──────── TASK INPUTS
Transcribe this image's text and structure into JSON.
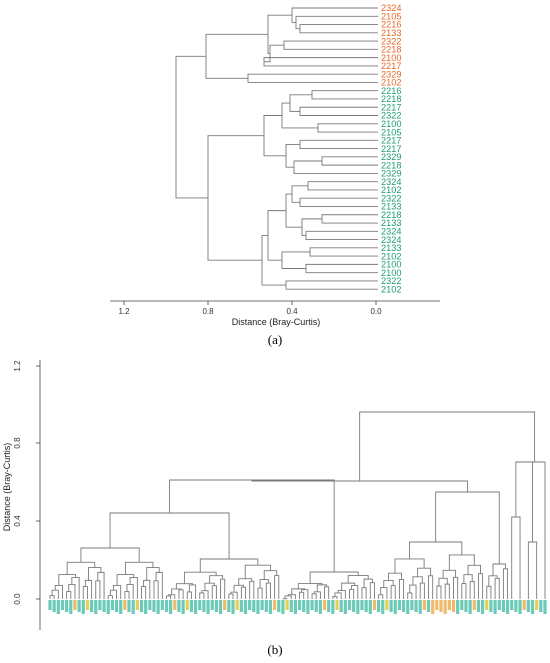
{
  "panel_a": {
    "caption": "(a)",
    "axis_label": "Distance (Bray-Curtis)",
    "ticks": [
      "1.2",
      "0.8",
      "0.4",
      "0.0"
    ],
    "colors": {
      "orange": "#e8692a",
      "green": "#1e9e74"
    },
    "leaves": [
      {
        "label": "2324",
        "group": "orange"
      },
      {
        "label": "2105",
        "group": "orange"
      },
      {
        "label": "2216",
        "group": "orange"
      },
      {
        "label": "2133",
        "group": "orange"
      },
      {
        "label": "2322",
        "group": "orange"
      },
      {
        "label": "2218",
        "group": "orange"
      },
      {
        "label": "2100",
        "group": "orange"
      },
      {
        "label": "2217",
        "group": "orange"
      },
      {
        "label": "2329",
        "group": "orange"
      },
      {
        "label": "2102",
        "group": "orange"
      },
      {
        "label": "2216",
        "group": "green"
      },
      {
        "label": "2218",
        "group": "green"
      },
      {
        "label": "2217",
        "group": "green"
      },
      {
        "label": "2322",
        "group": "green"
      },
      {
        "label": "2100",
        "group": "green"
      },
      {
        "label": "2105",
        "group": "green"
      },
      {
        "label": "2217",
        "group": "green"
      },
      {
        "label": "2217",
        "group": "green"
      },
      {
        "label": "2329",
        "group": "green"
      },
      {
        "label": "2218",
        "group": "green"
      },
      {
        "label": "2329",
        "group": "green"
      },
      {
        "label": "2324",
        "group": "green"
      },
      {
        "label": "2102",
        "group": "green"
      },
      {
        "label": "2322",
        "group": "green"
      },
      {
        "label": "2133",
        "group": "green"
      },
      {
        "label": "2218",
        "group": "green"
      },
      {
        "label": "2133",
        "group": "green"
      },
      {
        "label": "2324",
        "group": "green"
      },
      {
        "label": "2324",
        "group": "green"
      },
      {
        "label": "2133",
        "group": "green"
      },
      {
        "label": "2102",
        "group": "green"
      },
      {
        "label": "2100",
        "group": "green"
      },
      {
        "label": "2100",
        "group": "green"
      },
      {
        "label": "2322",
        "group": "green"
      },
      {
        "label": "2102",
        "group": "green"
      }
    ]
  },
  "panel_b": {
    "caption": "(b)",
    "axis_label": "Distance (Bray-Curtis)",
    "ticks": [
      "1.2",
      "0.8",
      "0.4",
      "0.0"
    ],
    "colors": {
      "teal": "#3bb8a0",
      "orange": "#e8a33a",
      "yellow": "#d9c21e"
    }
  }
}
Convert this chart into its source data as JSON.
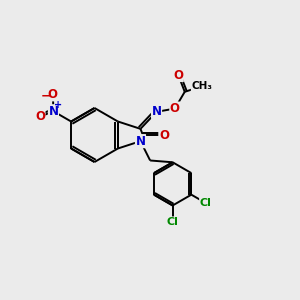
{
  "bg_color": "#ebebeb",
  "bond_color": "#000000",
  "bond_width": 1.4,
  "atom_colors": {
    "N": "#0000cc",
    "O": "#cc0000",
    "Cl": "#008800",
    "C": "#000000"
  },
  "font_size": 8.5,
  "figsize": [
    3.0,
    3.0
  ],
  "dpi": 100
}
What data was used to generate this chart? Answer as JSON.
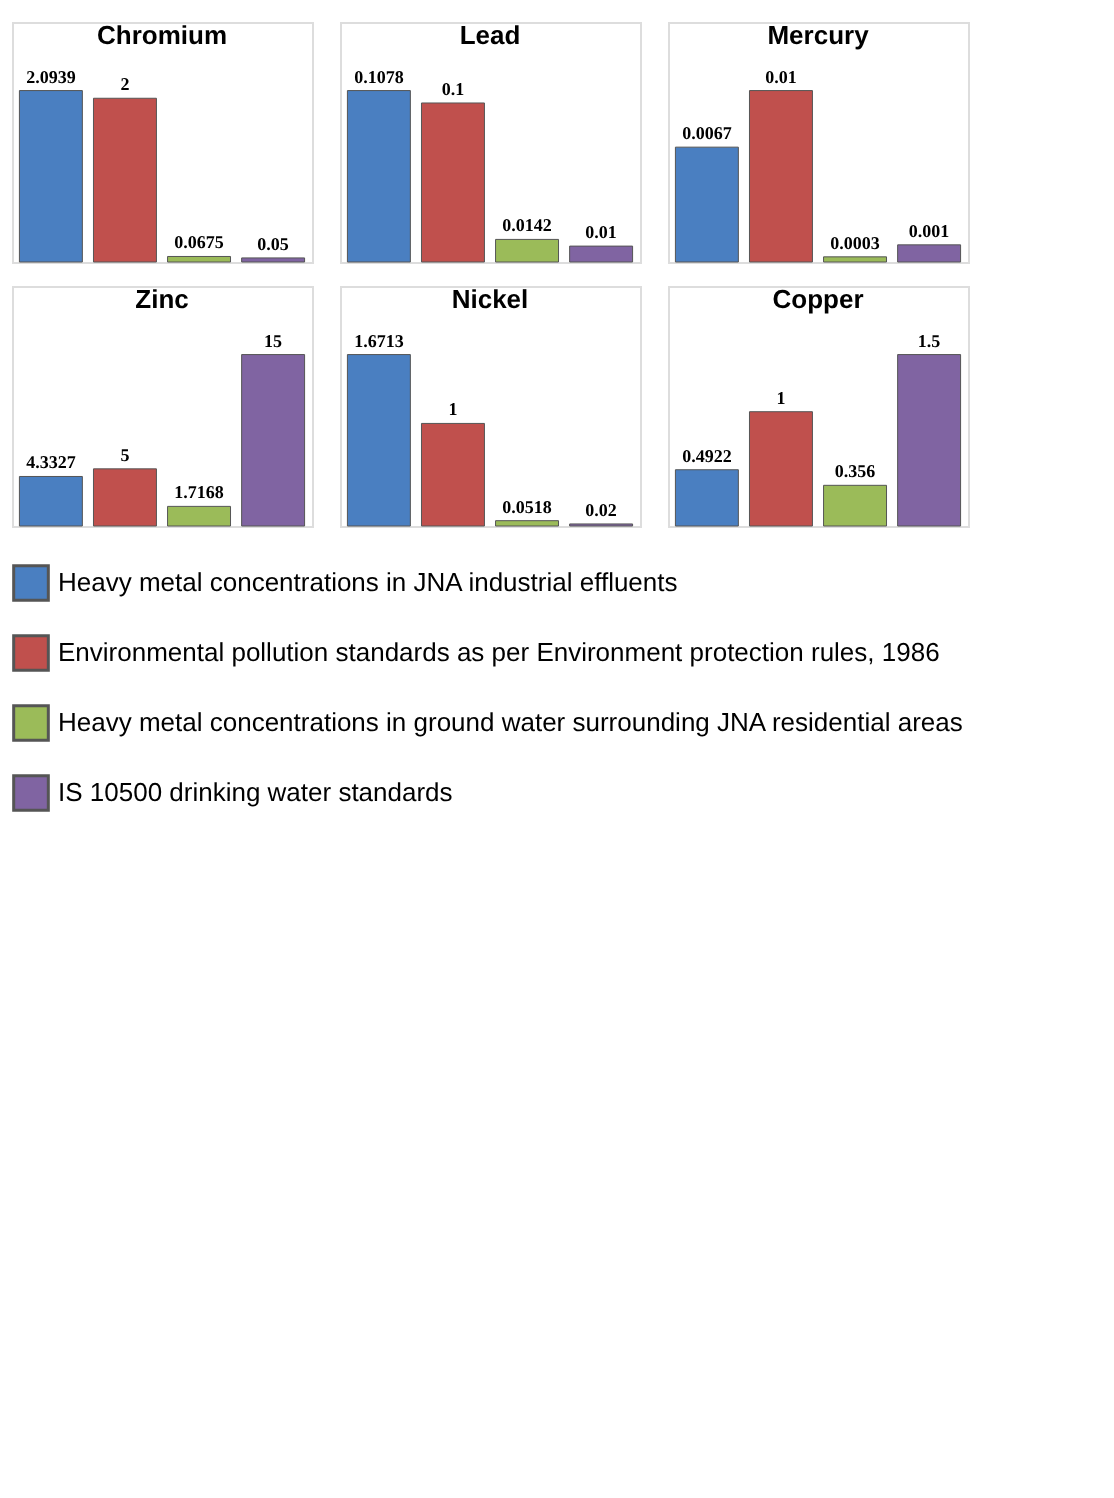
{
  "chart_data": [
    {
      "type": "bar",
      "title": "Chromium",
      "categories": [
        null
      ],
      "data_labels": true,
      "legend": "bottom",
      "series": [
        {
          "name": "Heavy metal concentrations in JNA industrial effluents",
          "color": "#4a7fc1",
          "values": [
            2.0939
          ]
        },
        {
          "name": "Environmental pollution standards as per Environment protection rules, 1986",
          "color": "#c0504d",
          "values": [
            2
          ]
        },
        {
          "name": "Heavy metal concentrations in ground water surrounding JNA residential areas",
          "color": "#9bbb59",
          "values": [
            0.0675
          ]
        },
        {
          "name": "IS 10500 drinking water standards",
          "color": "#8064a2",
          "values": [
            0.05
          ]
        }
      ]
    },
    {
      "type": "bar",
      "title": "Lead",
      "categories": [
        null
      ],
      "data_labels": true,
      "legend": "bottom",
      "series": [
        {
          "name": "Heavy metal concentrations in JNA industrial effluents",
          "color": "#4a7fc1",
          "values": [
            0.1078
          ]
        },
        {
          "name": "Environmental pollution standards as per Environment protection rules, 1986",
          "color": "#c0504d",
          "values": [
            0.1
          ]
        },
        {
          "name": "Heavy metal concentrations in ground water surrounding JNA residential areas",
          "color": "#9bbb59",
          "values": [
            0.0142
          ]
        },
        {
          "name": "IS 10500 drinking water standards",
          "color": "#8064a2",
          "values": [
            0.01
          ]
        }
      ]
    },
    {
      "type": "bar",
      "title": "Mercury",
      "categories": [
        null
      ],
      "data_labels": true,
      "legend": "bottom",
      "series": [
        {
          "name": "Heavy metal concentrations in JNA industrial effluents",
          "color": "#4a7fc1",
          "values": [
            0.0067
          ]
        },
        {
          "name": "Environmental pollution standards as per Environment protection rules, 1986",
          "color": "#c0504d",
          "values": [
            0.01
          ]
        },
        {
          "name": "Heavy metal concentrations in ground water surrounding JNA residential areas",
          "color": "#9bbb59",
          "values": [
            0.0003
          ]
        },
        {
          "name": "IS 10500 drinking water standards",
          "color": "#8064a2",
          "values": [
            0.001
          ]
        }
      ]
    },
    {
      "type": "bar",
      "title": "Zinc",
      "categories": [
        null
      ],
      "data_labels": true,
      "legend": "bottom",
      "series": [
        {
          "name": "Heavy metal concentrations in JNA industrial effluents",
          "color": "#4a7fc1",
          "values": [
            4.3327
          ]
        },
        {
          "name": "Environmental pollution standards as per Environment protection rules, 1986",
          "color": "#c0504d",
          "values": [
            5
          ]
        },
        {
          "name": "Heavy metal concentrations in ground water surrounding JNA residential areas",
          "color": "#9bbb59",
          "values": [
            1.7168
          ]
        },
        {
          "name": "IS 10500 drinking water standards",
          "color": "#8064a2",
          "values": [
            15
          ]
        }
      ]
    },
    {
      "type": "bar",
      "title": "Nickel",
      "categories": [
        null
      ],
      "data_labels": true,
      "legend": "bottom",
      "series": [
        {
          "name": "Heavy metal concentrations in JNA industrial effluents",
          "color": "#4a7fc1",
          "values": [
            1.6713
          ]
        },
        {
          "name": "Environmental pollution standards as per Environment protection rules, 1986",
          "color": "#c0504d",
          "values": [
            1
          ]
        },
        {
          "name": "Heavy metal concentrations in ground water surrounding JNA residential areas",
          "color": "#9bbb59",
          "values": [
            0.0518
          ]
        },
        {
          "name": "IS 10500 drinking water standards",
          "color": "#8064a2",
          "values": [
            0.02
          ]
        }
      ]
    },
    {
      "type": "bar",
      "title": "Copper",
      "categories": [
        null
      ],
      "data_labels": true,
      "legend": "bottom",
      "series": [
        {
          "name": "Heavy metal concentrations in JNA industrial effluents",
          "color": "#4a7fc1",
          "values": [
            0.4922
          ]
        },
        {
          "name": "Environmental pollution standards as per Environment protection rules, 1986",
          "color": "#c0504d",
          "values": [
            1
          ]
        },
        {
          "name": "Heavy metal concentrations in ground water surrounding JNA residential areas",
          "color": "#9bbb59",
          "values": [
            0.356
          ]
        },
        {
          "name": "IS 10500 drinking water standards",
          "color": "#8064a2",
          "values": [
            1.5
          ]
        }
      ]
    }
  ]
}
────────────────
*EXERCISE PROMPT*:
From the records given above, reproduce all text exactly and exclude each picture.

*CORRECT RESULT*:
Transcribe this image's text and structure into JSON.
{
  "panel_a": {
    "caption": "(a)",
    "axis_label": "Distance (Bray-Curtis)",
    "ticks": [
      "1.2",
      "0.8",
      "0.4",
      "0.0"
    ],
    "colors": {
      "orange": "#e8692a",
      "green": "#1e9e74"
    },
    "leaves": [
      {
        "label": "2324",
        "group": "orange"
      },
      {
        "label": "2105",
        "group": "orange"
      },
      {
        "label": "2216",
        "group": "orange"
      },
      {
        "label": "2133",
        "group": "orange"
      },
      {
        "label": "2322",
        "group": "orange"
      },
      {
        "label": "2218",
        "group": "orange"
      },
      {
        "label": "2100",
        "group": "orange"
      },
      {
        "label": "2217",
        "group": "orange"
      },
      {
        "label": "2329",
        "group": "orange"
      },
      {
        "label": "2102",
        "group": "orange"
      },
      {
        "label": "2216",
        "group": "green"
      },
      {
        "label": "2218",
        "group": "green"
      },
      {
        "label": "2217",
        "group": "green"
      },
      {
        "label": "2322",
        "group": "green"
      },
      {
        "label": "2100",
        "group": "green"
      },
      {
        "label": "2105",
        "group": "green"
      },
      {
        "label": "2217",
        "group": "green"
      },
      {
        "label": "2217",
        "group": "green"
      },
      {
        "label": "2329",
        "group": "green"
      },
      {
        "label": "2218",
        "group": "green"
      },
      {
        "label": "2329",
        "group": "green"
      },
      {
        "label": "2324",
        "group": "green"
      },
      {
        "label": "2102",
        "group": "green"
      },
      {
        "label": "2322",
        "group": "green"
      },
      {
        "label": "2133",
        "group": "green"
      },
      {
        "label": "2218",
        "group": "green"
      },
      {
        "label": "2133",
        "group": "green"
      },
      {
        "label": "2324",
        "group": "green"
      },
      {
        "label": "2324",
        "group": "green"
      },
      {
        "label": "2133",
        "group": "green"
      },
      {
        "label": "2102",
        "group": "green"
      },
      {
        "label": "2100",
        "group": "green"
      },
      {
        "label": "2100",
        "group": "green"
      },
      {
        "label": "2322",
        "group": "green"
      },
      {
        "label": "2102",
        "group": "green"
      }
    ]
  },
  "panel_b": {
    "caption": "(b)",
    "axis_label": "Distance (Bray-Curtis)",
    "ticks": [
      "1.2",
      "0.8",
      "0.4",
      "0.0"
    ],
    "colors": {
      "teal": "#3bb8a0",
      "orange": "#e8a33a",
      "yellow": "#d9c21e"
    }
  }
}
Convert this chart into its source data as JSON.
{
  "bg_color": "#ebebeb",
  "bond_color": "#000000",
  "bond_width": 1.4,
  "atom_colors": {
    "N": "#0000cc",
    "O": "#cc0000",
    "Cl": "#008800",
    "C": "#000000"
  },
  "font_size": 8.5,
  "figsize": [
    3.0,
    3.0
  ],
  "dpi": 100
}
What data was used to generate this chart? Answer as JSON.
{
  "chart_data": [
    {
      "type": "bar",
      "title": "Chromium",
      "categories": [
        null
      ],
      "data_labels": true,
      "legend": "bottom",
      "series": [
        {
          "name": "Heavy metal concentrations in JNA industrial effluents",
          "color": "#4a7fc1",
          "values": [
            2.0939
          ]
        },
        {
          "name": "Environmental pollution standards as per Environment protection rules, 1986",
          "color": "#c0504d",
          "values": [
            2
          ]
        },
        {
          "name": "Heavy metal concentrations in ground water surrounding JNA residential areas",
          "color": "#9bbb59",
          "values": [
            0.0675
          ]
        },
        {
          "name": "IS 10500 drinking water standards",
          "color": "#8064a2",
          "values": [
            0.05
          ]
        }
      ]
    },
    {
      "type": "bar",
      "title": "Lead",
      "categories": [
        null
      ],
      "data_labels": true,
      "legend": "bottom",
      "series": [
        {
          "name": "Heavy metal concentrations in JNA industrial effluents",
          "color": "#4a7fc1",
          "values": [
            0.1078
          ]
        },
        {
          "name": "Environmental pollution standards as per Environment protection rules, 1986",
          "color": "#c0504d",
          "values": [
            0.1
          ]
        },
        {
          "name": "Heavy metal concentrations in ground water surrounding JNA residential areas",
          "color": "#9bbb59",
          "values": [
            0.0142
          ]
        },
        {
          "name": "IS 10500 drinking water standards",
          "color": "#8064a2",
          "values": [
            0.01
          ]
        }
      ]
    },
    {
      "type": "bar",
      "title": "Mercury",
      "categories": [
        null
      ],
      "data_labels": true,
      "legend": "bottom",
      "series": [
        {
          "name": "Heavy metal concentrations in JNA industrial effluents",
          "color": "#4a7fc1",
          "values": [
            0.0067
          ]
        },
        {
          "name": "Environmental pollution standards as per Environment protection rules, 1986",
          "color": "#c0504d",
          "values": [
            0.01
          ]
        },
        {
          "name": "Heavy metal concentrations in ground water surrounding JNA residential areas",
          "color": "#9bbb59",
          "values": [
            0.0003
          ]
        },
        {
          "name": "IS 10500 drinking water standards",
          "color": "#8064a2",
          "values": [
            0.001
          ]
        }
      ]
    },
    {
      "type": "bar",
      "title": "Zinc",
      "categories": [
        null
      ],
      "data_labels": true,
      "legend": "bottom",
      "series": [
        {
          "name": "Heavy metal concentrations in JNA industrial effluents",
          "color": "#4a7fc1",
          "values": [
            4.3327
          ]
        },
        {
          "name": "Environmental pollution standards as per Environment protection rules, 1986",
          "color": "#c0504d",
          "values": [
            5
          ]
        },
        {
          "name": "Heavy metal concentrations in ground water surrounding JNA residential areas",
          "color": "#9bbb59",
          "values": [
            1.7168
          ]
        },
        {
          "name": "IS 10500 drinking water standards",
          "color": "#8064a2",
          "values": [
            15
          ]
        }
      ]
    },
    {
      "type": "bar",
      "title": "Nickel",
      "categories": [
        null
      ],
      "data_labels": true,
      "legend": "bottom",
      "series": [
        {
          "name": "Heavy metal concentrations in JNA industrial effluents",
          "color": "#4a7fc1",
          "values": [
            1.6713
          ]
        },
        {
          "name": "Environmental pollution standards as per Environment protection rules, 1986",
          "color": "#c0504d",
          "values": [
            1
          ]
        },
        {
          "name": "Heavy metal concentrations in ground water surrounding JNA residential areas",
          "color": "#9bbb59",
          "values": [
            0.0518
          ]
        },
        {
          "name": "IS 10500 drinking water standards",
          "color": "#8064a2",
          "values": [
            0.02
          ]
        }
      ]
    },
    {
      "type": "bar",
      "title": "Copper",
      "categories": [
        null
      ],
      "data_labels": true,
      "legend": "bottom",
      "series": [
        {
          "name": "Heavy metal concentrations in JNA industrial effluents",
          "color": "#4a7fc1",
          "values": [
            0.4922
          ]
        },
        {
          "name": "Environmental pollution standards as per Environment protection rules, 1986",
          "color": "#c0504d",
          "values": [
            1
          ]
        },
        {
          "name": "Heavy metal concentrations in ground water surrounding JNA residential areas",
          "color": "#9bbb59",
          "values": [
            0.356
          ]
        },
        {
          "name": "IS 10500 drinking water standards",
          "color": "#8064a2",
          "values": [
            1.5
          ]
        }
      ]
    }
  ]
}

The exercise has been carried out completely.